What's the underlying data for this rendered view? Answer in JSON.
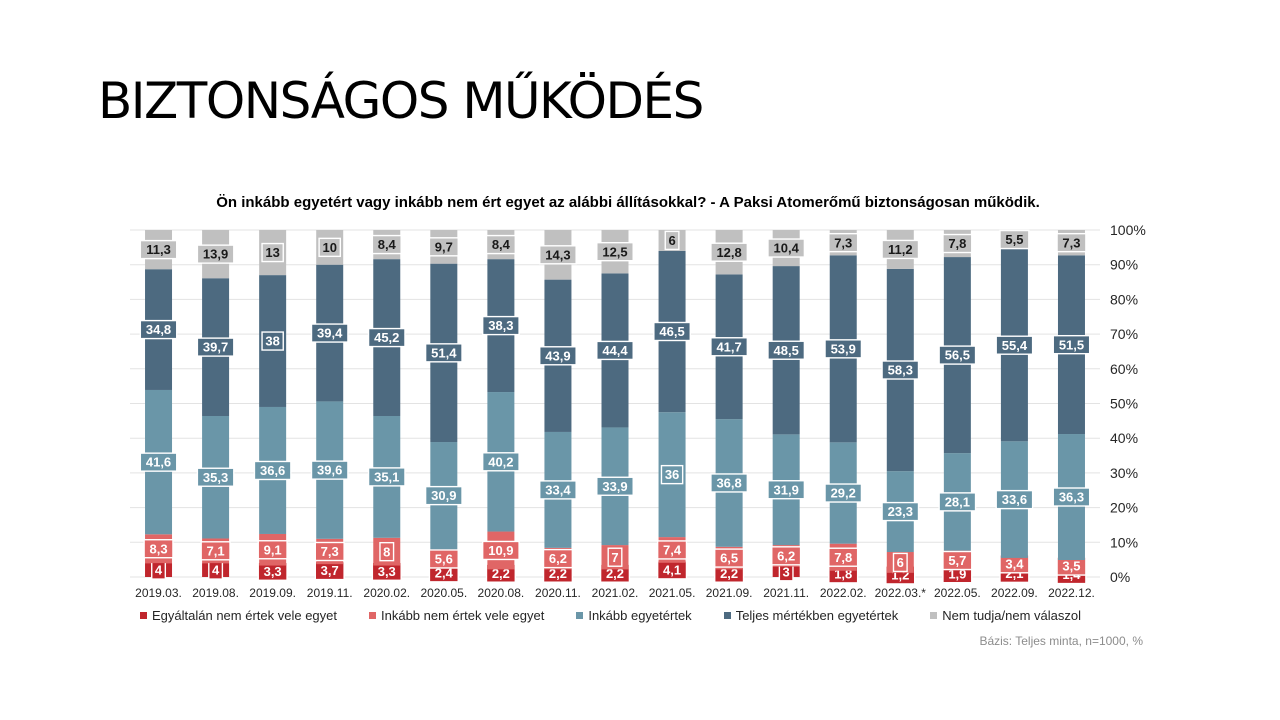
{
  "slide": {
    "title": "BIZTONSÁGOS MŰKÖDÉS"
  },
  "chart_data": {
    "type": "bar",
    "stacked": true,
    "title": "Ön inkább egyetért vagy inkább nem ért egyet az alábbi állításokkal? - A Paksi Atomerőmű biztonságosan működik.",
    "categories": [
      "2019.03.",
      "2019.08.",
      "2019.09.",
      "2019.11.",
      "2020.02.",
      "2020.05.",
      "2020.08.",
      "2020.11.",
      "2021.02.",
      "2021.05.",
      "2021.09.",
      "2021.11.",
      "2022.02.",
      "2022.03.*",
      "2022.05.",
      "2022.09.",
      "2022.12."
    ],
    "series": [
      {
        "name": "Egyáltalán nem értek vele egyet",
        "color": "#c0262d",
        "values": [
          4,
          4,
          3.3,
          3.7,
          3.3,
          2.4,
          2.2,
          2.2,
          2.2,
          4.1,
          2.2,
          3,
          1.8,
          1.2,
          1.9,
          2.1,
          1.4
        ]
      },
      {
        "name": "Inkább nem értek vele egyet",
        "color": "#e06666",
        "values": [
          8.3,
          7.1,
          9.1,
          7.3,
          8,
          5.6,
          10.9,
          6.2,
          7,
          7.4,
          6.5,
          6.2,
          7.8,
          6,
          5.7,
          3.4,
          3.5
        ]
      },
      {
        "name": "Inkább egyetértek",
        "color": "#6a96a8",
        "values": [
          41.6,
          35.3,
          36.6,
          39.6,
          35.1,
          30.9,
          40.2,
          33.4,
          33.9,
          36,
          36.8,
          31.9,
          29.2,
          23.3,
          28.1,
          33.6,
          36.3
        ]
      },
      {
        "name": "Teljes mértékben egyetértek",
        "color": "#4d6a80",
        "values": [
          34.8,
          39.7,
          38,
          39.4,
          45.2,
          51.4,
          38.3,
          43.9,
          44.4,
          46.5,
          41.7,
          48.5,
          53.9,
          58.3,
          56.5,
          55.4,
          51.5
        ]
      },
      {
        "name": "Nem tudja/nem válaszol",
        "color": "#c0c0c0",
        "values": [
          11.3,
          13.9,
          13,
          10,
          8.4,
          9.7,
          8.4,
          14.3,
          12.5,
          6,
          12.8,
          10.4,
          7.3,
          11.2,
          7.8,
          5.5,
          7.3
        ]
      }
    ],
    "value_labels": [
      [
        "4",
        "4",
        "3,3",
        "3,7",
        "3,3",
        "2,4",
        "2,2",
        "2,2",
        "2,2",
        "4,1",
        "2,2",
        "3",
        "1,8",
        "1,2",
        "1,9",
        "2,1",
        "1,4"
      ],
      [
        "8,3",
        "7,1",
        "9,1",
        "7,3",
        "8",
        "5,6",
        "10,9",
        "6,2",
        "7",
        "7,4",
        "6,5",
        "6,2",
        "7,8",
        "6",
        "5,7",
        "3,4",
        "3,5"
      ],
      [
        "41,6",
        "35,3",
        "36,6",
        "39,6",
        "35,1",
        "30,9",
        "40,2",
        "33,4",
        "33,9",
        "36",
        "36,8",
        "31,9",
        "29,2",
        "23,3",
        "28,1",
        "33,6",
        "36,3"
      ],
      [
        "34,8",
        "39,7",
        "38",
        "39,4",
        "45,2",
        "51,4",
        "38,3",
        "43,9",
        "44,4",
        "46,5",
        "41,7",
        "48,5",
        "53,9",
        "58,3",
        "56,5",
        "55,4",
        "51,5"
      ],
      [
        "11,3",
        "13,9",
        "13",
        "10",
        "8,4",
        "9,7",
        "8,4",
        "14,3",
        "12,5",
        "6",
        "12,8",
        "10,4",
        "7,3",
        "11,2",
        "7,8",
        "5,5",
        "7,3"
      ]
    ],
    "y_axis": {
      "position": "right",
      "ylim": [
        0,
        100
      ],
      "tick_labels": [
        "0%",
        "10%",
        "20%",
        "30%",
        "40%",
        "50%",
        "60%",
        "70%",
        "80%",
        "90%",
        "100%"
      ]
    },
    "grid": true,
    "legend_position": "bottom"
  },
  "legend": {
    "items": [
      {
        "label": "Egyáltalán nem értek vele egyet",
        "color": "#c0262d"
      },
      {
        "label": "Inkább nem értek vele egyet",
        "color": "#e06666"
      },
      {
        "label": "Inkább egyetértek",
        "color": "#6a96a8"
      },
      {
        "label": "Teljes mértékben egyetértek",
        "color": "#4d6a80"
      },
      {
        "label": "Nem tudja/nem válaszol",
        "color": "#c0c0c0"
      }
    ]
  },
  "footnote": {
    "base": "Bázis: Teljes minta, n=1000, %"
  }
}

☆ ☆ ☆ ☆ ☆

Quote each record exactly as it stands, minus the pictures.

Reply to the exercise:
What's the underlying data for this rendered view? Answer in JSON.
{
  "slide": {
    "title": "BIZTONSÁGOS MŰKÖDÉS"
  },
  "chart_data": {
    "type": "bar",
    "stacked": true,
    "title": "Ön inkább egyetért vagy inkább nem ért egyet az alábbi állításokkal? - A Paksi Atomerőmű biztonságosan működik.",
    "categories": [
      "2019.03.",
      "2019.08.",
      "2019.09.",
      "2019.11.",
      "2020.02.",
      "2020.05.",
      "2020.08.",
      "2020.11.",
      "2021.02.",
      "2021.05.",
      "2021.09.",
      "2021.11.",
      "2022.02.",
      "2022.03.*",
      "2022.05.",
      "2022.09.",
      "2022.12."
    ],
    "series": [
      {
        "name": "Egyáltalán nem értek vele egyet",
        "color": "#c0262d",
        "values": [
          4,
          4,
          3.3,
          3.7,
          3.3,
          2.4,
          2.2,
          2.2,
          2.2,
          4.1,
          2.2,
          3,
          1.8,
          1.2,
          1.9,
          2.1,
          1.4
        ]
      },
      {
        "name": "Inkább nem értek vele egyet",
        "color": "#e06666",
        "values": [
          8.3,
          7.1,
          9.1,
          7.3,
          8,
          5.6,
          10.9,
          6.2,
          7,
          7.4,
          6.5,
          6.2,
          7.8,
          6,
          5.7,
          3.4,
          3.5
        ]
      },
      {
        "name": "Inkább egyetértek",
        "color": "#6a96a8",
        "values": [
          41.6,
          35.3,
          36.6,
          39.6,
          35.1,
          30.9,
          40.2,
          33.4,
          33.9,
          36,
          36.8,
          31.9,
          29.2,
          23.3,
          28.1,
          33.6,
          36.3
        ]
      },
      {
        "name": "Teljes mértékben egyetértek",
        "color": "#4d6a80",
        "values": [
          34.8,
          39.7,
          38,
          39.4,
          45.2,
          51.4,
          38.3,
          43.9,
          44.4,
          46.5,
          41.7,
          48.5,
          53.9,
          58.3,
          56.5,
          55.4,
          51.5
        ]
      },
      {
        "name": "Nem tudja/nem válaszol",
        "color": "#c0c0c0",
        "values": [
          11.3,
          13.9,
          13,
          10,
          8.4,
          9.7,
          8.4,
          14.3,
          12.5,
          6,
          12.8,
          10.4,
          7.3,
          11.2,
          7.8,
          5.5,
          7.3
        ]
      }
    ],
    "value_labels": [
      [
        "4",
        "4",
        "3,3",
        "3,7",
        "3,3",
        "2,4",
        "2,2",
        "2,2",
        "2,2",
        "4,1",
        "2,2",
        "3",
        "1,8",
        "1,2",
        "1,9",
        "2,1",
        "1,4"
      ],
      [
        "8,3",
        "7,1",
        "9,1",
        "7,3",
        "8",
        "5,6",
        "10,9",
        "6,2",
        "7",
        "7,4",
        "6,5",
        "6,2",
        "7,8",
        "6",
        "5,7",
        "3,4",
        "3,5"
      ],
      [
        "41,6",
        "35,3",
        "36,6",
        "39,6",
        "35,1",
        "30,9",
        "40,2",
        "33,4",
        "33,9",
        "36",
        "36,8",
        "31,9",
        "29,2",
        "23,3",
        "28,1",
        "33,6",
        "36,3"
      ],
      [
        "34,8",
        "39,7",
        "38",
        "39,4",
        "45,2",
        "51,4",
        "38,3",
        "43,9",
        "44,4",
        "46,5",
        "41,7",
        "48,5",
        "53,9",
        "58,3",
        "56,5",
        "55,4",
        "51,5"
      ],
      [
        "11,3",
        "13,9",
        "13",
        "10",
        "8,4",
        "9,7",
        "8,4",
        "14,3",
        "12,5",
        "6",
        "12,8",
        "10,4",
        "7,3",
        "11,2",
        "7,8",
        "5,5",
        "7,3"
      ]
    ],
    "y_axis": {
      "position": "right",
      "ylim": [
        0,
        100
      ],
      "tick_labels": [
        "0%",
        "10%",
        "20%",
        "30%",
        "40%",
        "50%",
        "60%",
        "70%",
        "80%",
        "90%",
        "100%"
      ]
    },
    "grid": true,
    "legend_position": "bottom"
  },
  "legend": {
    "items": [
      {
        "label": "Egyáltalán nem értek vele egyet",
        "color": "#c0262d"
      },
      {
        "label": "Inkább nem értek vele egyet",
        "color": "#e06666"
      },
      {
        "label": "Inkább egyetértek",
        "color": "#6a96a8"
      },
      {
        "label": "Teljes mértékben egyetértek",
        "color": "#4d6a80"
      },
      {
        "label": "Nem tudja/nem válaszol",
        "color": "#c0c0c0"
      }
    ]
  },
  "footnote": {
    "base": "Bázis: Teljes minta, n=1000, %"
  }
}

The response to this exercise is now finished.